WHAT IS ASKED: Please print every record below exactly as it appears.

Data excerpts:
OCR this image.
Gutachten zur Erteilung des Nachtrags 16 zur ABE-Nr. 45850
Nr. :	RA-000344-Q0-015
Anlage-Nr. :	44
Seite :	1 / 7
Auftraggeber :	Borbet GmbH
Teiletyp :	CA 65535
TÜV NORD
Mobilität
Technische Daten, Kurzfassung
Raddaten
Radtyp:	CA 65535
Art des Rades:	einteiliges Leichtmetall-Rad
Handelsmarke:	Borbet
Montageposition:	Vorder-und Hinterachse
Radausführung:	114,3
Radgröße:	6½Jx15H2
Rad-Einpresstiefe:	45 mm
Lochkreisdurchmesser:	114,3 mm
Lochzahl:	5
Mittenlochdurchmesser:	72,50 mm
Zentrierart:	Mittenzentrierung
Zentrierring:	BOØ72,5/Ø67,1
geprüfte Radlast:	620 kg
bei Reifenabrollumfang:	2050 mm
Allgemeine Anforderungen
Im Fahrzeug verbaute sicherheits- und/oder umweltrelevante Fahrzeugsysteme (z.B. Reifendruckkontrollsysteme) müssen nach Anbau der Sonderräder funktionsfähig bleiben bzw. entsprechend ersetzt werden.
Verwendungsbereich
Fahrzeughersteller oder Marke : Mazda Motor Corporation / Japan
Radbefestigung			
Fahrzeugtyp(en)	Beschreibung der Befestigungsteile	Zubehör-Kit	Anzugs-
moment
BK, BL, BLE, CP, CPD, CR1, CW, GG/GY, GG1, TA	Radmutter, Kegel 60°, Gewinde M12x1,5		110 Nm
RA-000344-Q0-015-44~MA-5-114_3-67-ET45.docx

SOLVED PROBLEM:
OCR this image.
Gutachten zur Erteilung des Nachtrags 16 zur ABE-Nr. 45850
Nr. :	RA-000344-Q0-015
Anlage-Nr. :	44
Seite :	1 / 7
Auftraggeber :	Borbet GmbH
Teiletyp :	CA 65535
TÜV NORD
Mobilität
Technische Daten, Kurzfassung
Raddaten
Radtyp:	CA 65535
Art des Rades:	einteiliges Leichtmetall-Rad
Handelsmarke:	Borbet
Montageposition:	Vorder-und Hinterachse
Radausführung:	114,3
Radgröße:	6½Jx15H2
Rad-Einpresstiefe:	45 mm
Lochkreisdurchmesser:	114,3 mm
Lochzahl:	5
Mittenlochdurchmesser:	72,50 mm
Zentrierart:	Mittenzentrierung
Zentrierring:	BOØ72,5/Ø67,1
geprüfte Radlast:	620 kg
bei Reifenabrollumfang:	2050 mm
Allgemeine Anforderungen
Im Fahrzeug verbaute sicherheits- und/oder umweltrelevante Fahrzeugsysteme (z.B. Reifendruckkontrollsysteme) müssen nach Anbau der Sonderräder funktionsfähig bleiben bzw. entsprechend ersetzt werden.
Verwendungsbereich
Fahrzeughersteller oder Marke : Mazda Motor Corporation / Japan
Radbefestigung			
Fahrzeugtyp(en)	Beschreibung der Befestigungsteile	Zubehör-Kit	Anzugs-
moment
BK, BL, BLE, CP, CPD, CR1, CW, GG/GY, GG1, TA	Radmutter, Kegel 60°, Gewinde M12x1,5		110 Nm
RA-000344-Q0-015-44~MA-5-114_3-67-ET45.docx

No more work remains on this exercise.